• _Reading passage_
José Ruiz de Rivera (September 18, 1904 March 12, 1985) was an American abstract sculptor.

Life and career
José Ruiz de Rivera was born in Baton Rouge, Louisiana and grew up in New Orleans. He dropped out of high school, but finished at a boarding school. He worked on a plantation fixing farm machinery. In 1924, he moved to Chicago. He studied drawing with muralist John W. Norton and worked for the Federal Arts Project of the Works Progress Administration.

In 1932, he moved to Manhattan. He also worked as a model maker for Sikorsky Aircraft. He served in the United States Army Air Corps in World War II, and at the Training Aids Development Center.

In 1946, he had his first one-man show at the Mortimer Levitt Gallery, New York City.

• _Prompt A_
Please copy the records from their beginning through the line holding "451, 695, 466]", inclusive, with "svg-text" changed to "label" and nothing else altered.

(Dataset excerpt)
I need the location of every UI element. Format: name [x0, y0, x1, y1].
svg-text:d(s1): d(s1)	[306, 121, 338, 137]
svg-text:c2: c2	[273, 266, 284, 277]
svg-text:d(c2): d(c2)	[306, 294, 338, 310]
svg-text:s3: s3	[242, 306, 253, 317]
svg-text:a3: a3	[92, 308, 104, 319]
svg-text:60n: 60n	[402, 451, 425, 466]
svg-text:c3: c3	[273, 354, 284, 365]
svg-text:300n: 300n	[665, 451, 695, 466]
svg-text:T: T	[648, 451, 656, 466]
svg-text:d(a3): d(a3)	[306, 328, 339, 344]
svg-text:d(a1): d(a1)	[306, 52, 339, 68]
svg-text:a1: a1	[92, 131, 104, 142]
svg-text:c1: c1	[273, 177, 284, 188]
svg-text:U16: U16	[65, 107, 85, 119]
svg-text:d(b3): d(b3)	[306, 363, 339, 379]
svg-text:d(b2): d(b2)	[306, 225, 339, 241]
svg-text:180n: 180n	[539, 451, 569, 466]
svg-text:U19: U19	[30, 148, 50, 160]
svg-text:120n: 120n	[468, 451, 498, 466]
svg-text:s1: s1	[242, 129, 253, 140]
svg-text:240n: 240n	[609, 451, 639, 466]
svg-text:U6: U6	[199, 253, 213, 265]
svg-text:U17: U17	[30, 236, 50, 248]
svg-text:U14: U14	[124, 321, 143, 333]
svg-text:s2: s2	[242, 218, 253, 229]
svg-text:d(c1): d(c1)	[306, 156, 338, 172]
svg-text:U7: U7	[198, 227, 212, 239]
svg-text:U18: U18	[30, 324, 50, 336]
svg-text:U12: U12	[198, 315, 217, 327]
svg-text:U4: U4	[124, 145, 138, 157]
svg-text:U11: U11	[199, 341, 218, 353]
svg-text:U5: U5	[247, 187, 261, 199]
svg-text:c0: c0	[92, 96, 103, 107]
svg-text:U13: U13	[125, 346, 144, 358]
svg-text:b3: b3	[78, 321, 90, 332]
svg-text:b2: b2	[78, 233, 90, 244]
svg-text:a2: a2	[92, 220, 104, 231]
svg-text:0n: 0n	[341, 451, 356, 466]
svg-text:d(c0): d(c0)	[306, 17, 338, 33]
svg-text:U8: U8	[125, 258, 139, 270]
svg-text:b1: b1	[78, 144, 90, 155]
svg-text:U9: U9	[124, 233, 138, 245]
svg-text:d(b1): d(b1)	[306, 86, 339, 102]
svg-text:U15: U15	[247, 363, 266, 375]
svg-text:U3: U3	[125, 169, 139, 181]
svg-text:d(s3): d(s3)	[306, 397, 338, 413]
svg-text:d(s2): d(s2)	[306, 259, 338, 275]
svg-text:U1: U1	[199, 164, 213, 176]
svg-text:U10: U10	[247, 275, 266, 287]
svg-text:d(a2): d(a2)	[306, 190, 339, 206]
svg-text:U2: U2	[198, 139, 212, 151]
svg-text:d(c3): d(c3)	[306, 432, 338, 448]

• _Prompt B_
In the sculptor's biography, what year did he have his first one-man show?

• _Expected answer A_
I need the location of every UI element. Format: name [x0, y0, x1, y1].
label:d(s1): d(s1)	[306, 121, 338, 137]
label:c2: c2	[273, 266, 284, 277]
label:d(c2): d(c2)	[306, 294, 338, 310]
label:s3: s3	[242, 306, 253, 317]
label:a3: a3	[92, 308, 104, 319]
label:60n: 60n	[402, 451, 425, 466]
label:c3: c3	[273, 354, 284, 365]
label:300n: 300n	[665, 451, 695, 466]

• _Expected answer B_
1946